__WHAT IS BEING ASKED__. Identify all lines in the data containing the string "Gretel". Copy them out.

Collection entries
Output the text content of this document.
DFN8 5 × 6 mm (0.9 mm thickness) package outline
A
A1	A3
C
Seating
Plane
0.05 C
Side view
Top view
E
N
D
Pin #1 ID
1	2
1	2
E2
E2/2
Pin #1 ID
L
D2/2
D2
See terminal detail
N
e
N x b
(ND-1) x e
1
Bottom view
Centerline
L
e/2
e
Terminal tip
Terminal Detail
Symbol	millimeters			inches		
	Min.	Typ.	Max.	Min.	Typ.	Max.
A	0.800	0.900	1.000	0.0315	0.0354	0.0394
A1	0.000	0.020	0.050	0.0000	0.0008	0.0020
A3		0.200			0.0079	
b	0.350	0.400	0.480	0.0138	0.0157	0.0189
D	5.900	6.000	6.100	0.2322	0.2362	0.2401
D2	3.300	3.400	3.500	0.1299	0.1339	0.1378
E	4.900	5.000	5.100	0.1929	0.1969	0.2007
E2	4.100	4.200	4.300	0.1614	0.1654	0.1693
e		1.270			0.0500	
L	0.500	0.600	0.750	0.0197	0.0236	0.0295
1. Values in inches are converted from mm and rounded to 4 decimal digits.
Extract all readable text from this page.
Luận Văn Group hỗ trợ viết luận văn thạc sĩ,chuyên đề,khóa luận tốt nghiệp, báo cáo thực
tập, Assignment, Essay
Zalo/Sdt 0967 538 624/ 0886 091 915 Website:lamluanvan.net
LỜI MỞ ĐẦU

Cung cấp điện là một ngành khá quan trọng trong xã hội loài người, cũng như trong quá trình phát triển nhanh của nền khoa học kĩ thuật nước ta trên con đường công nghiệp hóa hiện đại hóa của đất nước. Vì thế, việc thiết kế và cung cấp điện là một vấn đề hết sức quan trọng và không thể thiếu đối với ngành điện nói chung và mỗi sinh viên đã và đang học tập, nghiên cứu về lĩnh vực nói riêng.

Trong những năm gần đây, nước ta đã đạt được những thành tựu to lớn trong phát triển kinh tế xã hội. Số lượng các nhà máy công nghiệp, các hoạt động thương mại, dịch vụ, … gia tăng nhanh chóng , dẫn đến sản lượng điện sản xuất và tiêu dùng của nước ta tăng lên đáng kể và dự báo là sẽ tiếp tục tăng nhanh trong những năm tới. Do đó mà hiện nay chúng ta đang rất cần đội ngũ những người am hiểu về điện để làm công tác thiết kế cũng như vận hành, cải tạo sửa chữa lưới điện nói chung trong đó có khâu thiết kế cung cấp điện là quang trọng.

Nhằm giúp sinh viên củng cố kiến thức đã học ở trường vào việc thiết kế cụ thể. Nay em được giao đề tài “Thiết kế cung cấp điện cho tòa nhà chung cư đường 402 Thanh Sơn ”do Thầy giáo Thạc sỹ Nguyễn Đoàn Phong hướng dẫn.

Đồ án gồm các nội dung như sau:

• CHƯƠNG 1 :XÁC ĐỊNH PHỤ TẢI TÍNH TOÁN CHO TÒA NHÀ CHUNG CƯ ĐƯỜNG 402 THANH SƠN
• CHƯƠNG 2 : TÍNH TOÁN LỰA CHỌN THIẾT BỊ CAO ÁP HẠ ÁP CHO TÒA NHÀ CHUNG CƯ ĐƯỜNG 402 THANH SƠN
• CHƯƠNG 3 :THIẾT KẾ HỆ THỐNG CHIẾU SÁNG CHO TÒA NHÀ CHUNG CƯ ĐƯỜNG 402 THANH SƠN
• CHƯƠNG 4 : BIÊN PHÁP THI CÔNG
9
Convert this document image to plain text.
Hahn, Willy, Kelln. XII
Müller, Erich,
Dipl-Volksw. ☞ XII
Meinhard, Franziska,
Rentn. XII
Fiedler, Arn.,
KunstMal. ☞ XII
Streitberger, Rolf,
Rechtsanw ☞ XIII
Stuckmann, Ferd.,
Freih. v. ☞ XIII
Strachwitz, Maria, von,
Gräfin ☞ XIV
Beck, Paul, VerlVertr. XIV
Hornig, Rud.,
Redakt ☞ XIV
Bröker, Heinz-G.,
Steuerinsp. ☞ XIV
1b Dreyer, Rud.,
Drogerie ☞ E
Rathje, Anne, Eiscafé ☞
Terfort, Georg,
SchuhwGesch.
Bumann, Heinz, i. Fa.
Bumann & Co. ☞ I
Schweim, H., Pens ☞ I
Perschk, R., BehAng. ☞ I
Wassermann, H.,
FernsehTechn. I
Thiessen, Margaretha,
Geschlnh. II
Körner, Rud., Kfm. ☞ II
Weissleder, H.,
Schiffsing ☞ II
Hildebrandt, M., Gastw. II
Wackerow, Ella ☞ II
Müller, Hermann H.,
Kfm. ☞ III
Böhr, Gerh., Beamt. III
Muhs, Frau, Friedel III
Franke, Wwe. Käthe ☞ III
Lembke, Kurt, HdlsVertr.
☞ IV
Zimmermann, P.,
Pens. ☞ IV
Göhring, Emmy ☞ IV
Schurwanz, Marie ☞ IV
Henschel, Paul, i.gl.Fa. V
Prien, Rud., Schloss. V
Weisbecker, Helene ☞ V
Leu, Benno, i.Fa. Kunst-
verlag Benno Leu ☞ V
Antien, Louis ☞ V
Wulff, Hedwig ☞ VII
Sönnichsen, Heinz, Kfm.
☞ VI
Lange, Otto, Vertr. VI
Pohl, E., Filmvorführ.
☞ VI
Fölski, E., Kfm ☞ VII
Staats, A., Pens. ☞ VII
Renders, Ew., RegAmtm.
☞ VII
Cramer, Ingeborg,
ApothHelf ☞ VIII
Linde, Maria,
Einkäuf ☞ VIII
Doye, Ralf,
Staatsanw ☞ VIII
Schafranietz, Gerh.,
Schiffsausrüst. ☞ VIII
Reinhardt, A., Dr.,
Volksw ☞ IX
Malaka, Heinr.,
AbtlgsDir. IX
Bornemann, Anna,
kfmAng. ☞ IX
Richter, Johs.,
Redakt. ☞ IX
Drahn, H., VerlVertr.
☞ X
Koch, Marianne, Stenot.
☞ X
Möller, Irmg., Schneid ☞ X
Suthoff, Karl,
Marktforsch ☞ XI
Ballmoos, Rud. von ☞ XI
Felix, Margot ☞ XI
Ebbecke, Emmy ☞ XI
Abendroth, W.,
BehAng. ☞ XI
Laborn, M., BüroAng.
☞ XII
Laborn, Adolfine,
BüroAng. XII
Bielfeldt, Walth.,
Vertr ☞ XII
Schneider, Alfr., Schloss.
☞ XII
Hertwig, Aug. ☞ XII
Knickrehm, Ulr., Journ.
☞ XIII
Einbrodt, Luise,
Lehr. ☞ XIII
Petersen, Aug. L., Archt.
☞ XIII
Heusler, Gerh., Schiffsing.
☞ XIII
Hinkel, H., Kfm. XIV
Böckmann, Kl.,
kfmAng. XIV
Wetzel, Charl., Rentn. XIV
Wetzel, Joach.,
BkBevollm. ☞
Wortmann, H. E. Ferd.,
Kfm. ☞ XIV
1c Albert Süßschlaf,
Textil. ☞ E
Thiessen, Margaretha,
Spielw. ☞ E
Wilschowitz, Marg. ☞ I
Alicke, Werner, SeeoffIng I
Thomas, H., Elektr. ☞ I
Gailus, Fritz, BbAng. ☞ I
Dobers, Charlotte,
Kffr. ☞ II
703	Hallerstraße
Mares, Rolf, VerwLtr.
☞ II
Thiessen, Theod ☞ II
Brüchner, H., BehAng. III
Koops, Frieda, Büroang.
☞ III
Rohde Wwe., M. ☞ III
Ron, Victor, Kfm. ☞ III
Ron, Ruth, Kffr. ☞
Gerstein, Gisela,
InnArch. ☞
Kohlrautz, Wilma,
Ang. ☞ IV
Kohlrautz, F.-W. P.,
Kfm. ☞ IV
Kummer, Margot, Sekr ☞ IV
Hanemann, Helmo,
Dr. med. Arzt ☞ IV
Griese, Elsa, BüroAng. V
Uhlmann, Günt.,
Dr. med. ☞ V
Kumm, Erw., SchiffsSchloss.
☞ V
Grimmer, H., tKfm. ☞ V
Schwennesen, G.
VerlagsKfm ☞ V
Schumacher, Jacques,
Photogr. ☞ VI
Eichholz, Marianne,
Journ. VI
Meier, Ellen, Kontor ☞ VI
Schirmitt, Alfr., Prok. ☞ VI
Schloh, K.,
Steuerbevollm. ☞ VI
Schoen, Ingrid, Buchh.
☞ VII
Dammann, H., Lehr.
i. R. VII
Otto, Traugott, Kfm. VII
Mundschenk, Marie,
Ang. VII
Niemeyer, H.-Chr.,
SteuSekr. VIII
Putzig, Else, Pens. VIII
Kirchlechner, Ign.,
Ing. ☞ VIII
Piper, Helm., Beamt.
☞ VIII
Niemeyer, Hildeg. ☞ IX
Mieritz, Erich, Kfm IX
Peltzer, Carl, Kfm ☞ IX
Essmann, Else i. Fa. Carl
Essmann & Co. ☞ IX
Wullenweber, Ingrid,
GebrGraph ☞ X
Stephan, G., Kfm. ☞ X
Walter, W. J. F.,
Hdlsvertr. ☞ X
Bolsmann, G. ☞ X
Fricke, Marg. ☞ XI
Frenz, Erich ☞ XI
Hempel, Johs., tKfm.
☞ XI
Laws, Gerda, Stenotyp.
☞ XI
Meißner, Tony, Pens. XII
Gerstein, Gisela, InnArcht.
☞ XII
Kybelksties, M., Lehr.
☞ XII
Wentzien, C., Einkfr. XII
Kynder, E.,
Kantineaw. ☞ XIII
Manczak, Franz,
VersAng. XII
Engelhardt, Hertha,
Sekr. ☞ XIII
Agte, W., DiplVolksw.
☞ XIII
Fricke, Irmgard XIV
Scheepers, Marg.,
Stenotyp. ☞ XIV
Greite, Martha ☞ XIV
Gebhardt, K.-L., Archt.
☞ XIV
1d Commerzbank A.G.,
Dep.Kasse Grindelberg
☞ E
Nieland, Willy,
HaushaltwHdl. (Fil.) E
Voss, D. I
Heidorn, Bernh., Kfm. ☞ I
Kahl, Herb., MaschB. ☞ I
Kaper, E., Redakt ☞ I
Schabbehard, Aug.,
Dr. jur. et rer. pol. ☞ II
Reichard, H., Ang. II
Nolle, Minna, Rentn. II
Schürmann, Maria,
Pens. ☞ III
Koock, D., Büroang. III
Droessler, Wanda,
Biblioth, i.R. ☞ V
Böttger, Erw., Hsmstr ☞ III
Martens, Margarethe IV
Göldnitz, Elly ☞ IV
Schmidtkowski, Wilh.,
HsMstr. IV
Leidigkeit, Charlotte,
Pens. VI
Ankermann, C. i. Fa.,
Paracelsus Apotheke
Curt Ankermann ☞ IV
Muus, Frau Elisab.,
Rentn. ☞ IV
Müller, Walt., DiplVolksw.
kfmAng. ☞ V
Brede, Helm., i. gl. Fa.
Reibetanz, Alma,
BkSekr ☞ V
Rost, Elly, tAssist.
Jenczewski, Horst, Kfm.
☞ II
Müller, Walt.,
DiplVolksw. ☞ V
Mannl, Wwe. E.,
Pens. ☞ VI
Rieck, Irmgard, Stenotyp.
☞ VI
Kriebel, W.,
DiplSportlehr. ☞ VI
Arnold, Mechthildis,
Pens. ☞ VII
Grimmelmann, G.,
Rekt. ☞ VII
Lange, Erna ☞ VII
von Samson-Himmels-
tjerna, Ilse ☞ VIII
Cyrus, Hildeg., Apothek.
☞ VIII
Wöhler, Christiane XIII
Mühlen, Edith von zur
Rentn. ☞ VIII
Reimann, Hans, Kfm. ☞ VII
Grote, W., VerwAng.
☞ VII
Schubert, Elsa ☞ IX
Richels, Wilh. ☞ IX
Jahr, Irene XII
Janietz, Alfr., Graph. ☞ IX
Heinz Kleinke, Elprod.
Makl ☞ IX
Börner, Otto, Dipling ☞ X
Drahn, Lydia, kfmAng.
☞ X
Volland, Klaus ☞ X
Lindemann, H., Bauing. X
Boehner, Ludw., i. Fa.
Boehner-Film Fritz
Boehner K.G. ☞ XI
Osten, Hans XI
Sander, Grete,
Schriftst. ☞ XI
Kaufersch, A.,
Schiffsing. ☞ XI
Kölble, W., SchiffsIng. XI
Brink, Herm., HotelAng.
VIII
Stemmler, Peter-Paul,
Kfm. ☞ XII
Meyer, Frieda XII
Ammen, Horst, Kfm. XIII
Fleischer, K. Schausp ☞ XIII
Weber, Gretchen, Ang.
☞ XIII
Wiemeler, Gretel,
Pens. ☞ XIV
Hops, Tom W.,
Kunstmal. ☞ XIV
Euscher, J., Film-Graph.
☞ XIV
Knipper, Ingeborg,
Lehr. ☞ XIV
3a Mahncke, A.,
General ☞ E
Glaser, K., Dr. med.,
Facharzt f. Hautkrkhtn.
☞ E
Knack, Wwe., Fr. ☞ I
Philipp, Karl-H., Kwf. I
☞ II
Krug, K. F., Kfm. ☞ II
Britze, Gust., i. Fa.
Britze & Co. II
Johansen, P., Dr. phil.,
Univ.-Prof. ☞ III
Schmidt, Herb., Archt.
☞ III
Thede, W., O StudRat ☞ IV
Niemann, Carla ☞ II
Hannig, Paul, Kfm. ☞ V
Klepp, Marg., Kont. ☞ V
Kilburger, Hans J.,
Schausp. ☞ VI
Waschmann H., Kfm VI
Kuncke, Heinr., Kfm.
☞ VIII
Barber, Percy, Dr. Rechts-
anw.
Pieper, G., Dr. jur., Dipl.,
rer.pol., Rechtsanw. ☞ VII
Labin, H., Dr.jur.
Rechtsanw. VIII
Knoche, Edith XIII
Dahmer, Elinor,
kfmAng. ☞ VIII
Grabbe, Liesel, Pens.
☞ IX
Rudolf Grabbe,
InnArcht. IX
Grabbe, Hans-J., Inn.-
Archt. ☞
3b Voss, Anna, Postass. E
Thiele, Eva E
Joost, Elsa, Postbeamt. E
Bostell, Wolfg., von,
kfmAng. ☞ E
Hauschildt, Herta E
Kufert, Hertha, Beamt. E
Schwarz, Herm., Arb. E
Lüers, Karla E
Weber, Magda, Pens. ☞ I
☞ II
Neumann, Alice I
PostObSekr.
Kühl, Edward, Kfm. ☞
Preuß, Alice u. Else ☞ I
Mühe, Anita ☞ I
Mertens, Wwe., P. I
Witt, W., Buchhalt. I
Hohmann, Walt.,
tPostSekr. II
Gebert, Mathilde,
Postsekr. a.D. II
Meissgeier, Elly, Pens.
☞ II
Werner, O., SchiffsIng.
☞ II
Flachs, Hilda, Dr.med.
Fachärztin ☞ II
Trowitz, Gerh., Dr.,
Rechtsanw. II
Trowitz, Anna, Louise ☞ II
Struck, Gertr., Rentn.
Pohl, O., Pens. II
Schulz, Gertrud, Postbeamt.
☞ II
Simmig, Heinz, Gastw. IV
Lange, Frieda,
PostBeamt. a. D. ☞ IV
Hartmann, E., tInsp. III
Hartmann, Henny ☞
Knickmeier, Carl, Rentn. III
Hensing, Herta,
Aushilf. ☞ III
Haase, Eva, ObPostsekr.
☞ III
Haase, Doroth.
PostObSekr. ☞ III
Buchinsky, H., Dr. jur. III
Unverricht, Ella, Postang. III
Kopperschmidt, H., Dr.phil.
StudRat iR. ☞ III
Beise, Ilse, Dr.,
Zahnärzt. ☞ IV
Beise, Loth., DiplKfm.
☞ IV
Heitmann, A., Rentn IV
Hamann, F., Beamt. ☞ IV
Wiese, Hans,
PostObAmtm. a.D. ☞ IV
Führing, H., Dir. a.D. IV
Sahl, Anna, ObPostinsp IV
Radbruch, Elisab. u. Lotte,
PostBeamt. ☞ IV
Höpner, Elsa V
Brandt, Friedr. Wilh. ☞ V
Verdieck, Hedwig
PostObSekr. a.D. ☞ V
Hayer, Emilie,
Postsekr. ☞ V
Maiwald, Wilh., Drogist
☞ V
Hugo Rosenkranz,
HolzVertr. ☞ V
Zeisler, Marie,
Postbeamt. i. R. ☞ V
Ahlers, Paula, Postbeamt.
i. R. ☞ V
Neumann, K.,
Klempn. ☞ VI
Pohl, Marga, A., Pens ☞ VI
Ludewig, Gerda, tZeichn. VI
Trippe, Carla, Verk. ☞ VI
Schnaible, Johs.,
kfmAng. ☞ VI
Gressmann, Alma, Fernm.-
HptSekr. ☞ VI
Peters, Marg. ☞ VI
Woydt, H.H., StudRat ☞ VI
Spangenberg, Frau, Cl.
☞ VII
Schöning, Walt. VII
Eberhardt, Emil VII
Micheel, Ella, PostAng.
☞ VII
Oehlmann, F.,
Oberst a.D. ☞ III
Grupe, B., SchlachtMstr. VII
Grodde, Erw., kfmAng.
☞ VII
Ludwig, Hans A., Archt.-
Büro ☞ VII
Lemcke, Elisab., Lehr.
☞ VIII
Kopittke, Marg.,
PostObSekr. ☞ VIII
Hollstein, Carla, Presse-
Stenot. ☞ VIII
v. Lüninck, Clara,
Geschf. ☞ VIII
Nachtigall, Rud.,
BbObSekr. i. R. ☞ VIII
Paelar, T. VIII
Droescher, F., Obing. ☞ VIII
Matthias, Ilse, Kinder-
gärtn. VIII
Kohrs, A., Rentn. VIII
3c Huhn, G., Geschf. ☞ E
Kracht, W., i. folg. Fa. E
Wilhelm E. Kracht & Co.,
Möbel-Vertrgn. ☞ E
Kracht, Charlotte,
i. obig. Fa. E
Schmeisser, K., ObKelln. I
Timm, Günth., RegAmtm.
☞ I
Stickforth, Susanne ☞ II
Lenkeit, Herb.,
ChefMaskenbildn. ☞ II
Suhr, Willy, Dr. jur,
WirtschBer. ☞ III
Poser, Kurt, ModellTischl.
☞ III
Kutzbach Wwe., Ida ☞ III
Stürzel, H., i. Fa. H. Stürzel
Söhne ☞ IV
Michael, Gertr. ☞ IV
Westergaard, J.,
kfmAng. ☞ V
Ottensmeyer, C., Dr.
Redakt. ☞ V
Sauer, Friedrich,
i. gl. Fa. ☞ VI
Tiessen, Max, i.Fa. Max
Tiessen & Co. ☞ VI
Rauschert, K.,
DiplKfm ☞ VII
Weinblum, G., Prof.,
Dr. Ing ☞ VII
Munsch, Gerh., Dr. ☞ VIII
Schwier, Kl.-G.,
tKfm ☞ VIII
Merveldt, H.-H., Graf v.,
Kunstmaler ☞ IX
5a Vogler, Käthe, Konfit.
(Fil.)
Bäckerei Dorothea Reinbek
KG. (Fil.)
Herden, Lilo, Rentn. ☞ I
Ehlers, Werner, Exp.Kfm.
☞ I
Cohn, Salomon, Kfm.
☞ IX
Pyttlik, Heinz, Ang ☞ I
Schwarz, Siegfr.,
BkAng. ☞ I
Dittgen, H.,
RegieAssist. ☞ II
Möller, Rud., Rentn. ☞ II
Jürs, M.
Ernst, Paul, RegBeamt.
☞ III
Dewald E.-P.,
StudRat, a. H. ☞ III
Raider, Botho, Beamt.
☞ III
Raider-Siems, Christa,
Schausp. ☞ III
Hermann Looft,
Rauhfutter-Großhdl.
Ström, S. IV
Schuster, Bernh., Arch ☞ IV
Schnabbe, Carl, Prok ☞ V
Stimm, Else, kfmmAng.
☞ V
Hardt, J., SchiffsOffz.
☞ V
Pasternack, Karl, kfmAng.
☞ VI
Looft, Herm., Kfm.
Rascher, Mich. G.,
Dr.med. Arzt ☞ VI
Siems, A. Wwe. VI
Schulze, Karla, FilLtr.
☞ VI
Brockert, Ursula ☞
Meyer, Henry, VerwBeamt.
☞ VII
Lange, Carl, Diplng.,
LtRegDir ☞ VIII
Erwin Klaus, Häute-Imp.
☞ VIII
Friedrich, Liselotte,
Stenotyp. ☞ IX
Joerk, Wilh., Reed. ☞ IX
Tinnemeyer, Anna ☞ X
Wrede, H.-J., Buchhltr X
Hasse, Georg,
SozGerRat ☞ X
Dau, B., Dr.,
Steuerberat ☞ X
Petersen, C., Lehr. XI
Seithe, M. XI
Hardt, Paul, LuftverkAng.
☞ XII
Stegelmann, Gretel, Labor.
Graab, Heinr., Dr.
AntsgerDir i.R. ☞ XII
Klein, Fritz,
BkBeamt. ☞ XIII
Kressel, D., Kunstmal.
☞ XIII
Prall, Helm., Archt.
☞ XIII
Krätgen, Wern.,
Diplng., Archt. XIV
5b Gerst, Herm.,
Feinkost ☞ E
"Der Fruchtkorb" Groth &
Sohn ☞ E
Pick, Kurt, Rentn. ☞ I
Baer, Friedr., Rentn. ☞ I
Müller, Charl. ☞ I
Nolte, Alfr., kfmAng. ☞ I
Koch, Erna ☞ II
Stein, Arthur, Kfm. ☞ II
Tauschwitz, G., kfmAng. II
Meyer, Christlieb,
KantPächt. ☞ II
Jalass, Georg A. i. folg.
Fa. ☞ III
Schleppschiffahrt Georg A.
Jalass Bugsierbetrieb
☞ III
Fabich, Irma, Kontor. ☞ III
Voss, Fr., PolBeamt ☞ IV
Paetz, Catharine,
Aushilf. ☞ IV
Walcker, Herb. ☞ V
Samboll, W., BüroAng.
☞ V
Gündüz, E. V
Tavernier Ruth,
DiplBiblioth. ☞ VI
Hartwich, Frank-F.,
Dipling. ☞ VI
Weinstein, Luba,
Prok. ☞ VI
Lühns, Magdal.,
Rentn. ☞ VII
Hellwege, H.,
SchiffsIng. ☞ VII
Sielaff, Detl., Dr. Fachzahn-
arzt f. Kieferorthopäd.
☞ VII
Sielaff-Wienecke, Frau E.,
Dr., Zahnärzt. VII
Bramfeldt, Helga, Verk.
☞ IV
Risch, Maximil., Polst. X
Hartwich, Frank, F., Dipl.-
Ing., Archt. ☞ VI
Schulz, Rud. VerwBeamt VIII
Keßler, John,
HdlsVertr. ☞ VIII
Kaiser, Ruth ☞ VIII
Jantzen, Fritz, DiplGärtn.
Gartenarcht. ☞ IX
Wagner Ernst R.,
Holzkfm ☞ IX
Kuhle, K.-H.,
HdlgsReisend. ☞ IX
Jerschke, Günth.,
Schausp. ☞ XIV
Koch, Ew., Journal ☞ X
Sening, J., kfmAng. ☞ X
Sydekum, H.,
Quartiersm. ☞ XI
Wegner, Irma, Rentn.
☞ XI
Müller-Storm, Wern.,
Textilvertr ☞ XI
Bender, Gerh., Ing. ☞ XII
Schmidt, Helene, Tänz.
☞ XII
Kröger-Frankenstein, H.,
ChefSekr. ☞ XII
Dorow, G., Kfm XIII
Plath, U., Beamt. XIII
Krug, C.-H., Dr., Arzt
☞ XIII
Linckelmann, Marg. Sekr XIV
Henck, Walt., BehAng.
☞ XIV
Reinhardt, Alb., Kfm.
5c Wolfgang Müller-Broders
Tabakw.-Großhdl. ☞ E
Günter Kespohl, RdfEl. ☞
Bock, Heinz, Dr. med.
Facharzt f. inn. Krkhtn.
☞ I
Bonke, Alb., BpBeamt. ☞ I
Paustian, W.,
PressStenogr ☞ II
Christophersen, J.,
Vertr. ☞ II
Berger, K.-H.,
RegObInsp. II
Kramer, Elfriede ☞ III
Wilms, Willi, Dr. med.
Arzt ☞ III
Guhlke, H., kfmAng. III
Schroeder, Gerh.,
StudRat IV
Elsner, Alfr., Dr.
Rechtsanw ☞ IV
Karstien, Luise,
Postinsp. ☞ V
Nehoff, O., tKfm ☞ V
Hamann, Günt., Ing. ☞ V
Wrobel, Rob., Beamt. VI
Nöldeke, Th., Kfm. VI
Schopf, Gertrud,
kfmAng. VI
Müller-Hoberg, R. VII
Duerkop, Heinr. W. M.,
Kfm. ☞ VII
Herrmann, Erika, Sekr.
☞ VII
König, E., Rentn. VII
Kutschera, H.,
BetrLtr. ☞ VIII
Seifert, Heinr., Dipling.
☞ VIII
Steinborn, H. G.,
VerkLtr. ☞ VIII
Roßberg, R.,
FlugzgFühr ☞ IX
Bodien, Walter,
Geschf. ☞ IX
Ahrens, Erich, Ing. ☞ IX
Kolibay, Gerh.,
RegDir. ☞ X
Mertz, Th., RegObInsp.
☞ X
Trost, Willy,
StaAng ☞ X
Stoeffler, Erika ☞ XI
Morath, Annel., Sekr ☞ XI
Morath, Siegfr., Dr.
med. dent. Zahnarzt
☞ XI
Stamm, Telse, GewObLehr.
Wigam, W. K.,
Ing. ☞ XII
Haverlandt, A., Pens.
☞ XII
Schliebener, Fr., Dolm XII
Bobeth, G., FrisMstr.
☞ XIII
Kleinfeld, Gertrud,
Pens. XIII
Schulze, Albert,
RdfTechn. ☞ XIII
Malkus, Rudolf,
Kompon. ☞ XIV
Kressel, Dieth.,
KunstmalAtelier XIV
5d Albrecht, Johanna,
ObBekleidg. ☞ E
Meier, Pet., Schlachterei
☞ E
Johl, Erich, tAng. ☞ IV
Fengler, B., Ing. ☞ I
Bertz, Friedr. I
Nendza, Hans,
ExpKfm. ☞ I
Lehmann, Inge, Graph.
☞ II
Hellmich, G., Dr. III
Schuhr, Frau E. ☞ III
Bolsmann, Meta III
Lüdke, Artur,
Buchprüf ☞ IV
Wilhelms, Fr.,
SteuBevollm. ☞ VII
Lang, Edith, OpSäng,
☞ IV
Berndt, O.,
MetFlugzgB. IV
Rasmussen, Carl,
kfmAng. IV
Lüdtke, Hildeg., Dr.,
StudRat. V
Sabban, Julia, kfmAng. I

__RESULT OF THIS TASK__.
Wiemeler, Gretel,
Stegelmann, Gretel, Labor.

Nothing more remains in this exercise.